# [AIM OF THE EXERCISE]
Give only the count of lines containing "Resistance".

Records that describe figures:

:::

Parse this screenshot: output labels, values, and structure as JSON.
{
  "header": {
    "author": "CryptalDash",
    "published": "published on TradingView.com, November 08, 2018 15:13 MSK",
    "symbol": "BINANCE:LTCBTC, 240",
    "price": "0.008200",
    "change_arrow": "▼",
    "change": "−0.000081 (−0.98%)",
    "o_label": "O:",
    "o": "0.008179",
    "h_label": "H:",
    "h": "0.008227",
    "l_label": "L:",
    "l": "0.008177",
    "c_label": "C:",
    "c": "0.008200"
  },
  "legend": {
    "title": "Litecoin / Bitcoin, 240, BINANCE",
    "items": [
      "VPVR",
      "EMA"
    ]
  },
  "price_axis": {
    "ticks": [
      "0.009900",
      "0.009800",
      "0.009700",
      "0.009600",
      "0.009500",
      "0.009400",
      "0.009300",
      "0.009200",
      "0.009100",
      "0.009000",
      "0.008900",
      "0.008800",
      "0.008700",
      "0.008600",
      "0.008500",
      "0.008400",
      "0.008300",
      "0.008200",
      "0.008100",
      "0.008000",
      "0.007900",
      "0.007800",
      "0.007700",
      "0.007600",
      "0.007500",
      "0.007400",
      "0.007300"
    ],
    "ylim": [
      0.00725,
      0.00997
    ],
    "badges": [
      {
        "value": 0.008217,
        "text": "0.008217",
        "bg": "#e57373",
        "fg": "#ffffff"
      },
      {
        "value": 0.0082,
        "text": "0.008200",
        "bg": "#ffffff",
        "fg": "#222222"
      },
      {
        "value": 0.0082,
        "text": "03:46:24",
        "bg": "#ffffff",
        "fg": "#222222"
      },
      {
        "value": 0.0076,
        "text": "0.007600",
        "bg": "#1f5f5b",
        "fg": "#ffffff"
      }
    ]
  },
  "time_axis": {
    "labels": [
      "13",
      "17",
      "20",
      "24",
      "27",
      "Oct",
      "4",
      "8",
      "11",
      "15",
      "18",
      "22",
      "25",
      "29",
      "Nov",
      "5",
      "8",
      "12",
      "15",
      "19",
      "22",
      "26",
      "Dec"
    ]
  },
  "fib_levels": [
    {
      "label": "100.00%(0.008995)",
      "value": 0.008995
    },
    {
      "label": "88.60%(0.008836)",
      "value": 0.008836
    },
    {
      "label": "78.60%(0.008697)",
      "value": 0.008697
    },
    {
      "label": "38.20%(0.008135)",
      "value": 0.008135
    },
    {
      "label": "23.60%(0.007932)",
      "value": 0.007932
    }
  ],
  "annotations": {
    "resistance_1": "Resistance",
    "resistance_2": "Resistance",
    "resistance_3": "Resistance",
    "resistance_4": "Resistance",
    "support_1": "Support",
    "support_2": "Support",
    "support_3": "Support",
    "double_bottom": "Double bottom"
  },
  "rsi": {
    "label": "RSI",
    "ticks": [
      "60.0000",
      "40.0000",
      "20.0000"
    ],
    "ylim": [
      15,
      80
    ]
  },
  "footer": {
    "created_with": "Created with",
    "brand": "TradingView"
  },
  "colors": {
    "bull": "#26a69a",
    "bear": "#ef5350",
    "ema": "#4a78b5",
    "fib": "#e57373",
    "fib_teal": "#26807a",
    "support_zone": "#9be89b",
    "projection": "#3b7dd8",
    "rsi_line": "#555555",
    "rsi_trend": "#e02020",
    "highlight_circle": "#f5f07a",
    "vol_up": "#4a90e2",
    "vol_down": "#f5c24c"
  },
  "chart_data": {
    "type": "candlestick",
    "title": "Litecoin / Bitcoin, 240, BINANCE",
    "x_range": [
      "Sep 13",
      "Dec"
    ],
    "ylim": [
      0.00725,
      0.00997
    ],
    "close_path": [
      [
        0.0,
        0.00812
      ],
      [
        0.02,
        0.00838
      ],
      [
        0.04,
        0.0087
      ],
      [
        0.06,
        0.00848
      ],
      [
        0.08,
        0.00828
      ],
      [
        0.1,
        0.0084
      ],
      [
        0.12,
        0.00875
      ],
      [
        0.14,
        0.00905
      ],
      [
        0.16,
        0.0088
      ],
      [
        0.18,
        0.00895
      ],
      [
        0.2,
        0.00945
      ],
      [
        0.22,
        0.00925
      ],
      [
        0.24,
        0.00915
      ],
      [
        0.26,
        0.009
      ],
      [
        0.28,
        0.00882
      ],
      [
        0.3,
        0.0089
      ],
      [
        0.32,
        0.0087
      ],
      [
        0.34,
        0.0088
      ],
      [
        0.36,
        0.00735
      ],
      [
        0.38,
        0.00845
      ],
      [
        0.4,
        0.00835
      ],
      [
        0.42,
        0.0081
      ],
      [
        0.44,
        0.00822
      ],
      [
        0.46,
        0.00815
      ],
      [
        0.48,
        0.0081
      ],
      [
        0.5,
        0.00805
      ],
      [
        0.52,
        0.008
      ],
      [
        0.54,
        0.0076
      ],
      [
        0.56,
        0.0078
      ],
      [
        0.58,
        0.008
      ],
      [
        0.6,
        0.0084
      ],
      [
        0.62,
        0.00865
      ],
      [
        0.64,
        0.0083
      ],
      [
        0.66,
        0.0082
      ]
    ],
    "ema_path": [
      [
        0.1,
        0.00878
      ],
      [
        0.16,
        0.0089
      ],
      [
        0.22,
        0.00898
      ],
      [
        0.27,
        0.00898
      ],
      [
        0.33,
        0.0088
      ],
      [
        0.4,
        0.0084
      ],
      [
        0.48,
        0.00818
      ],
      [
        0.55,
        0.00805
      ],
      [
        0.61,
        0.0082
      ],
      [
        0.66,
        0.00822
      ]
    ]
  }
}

:::

# [ANSWER FOR THE TASK]
4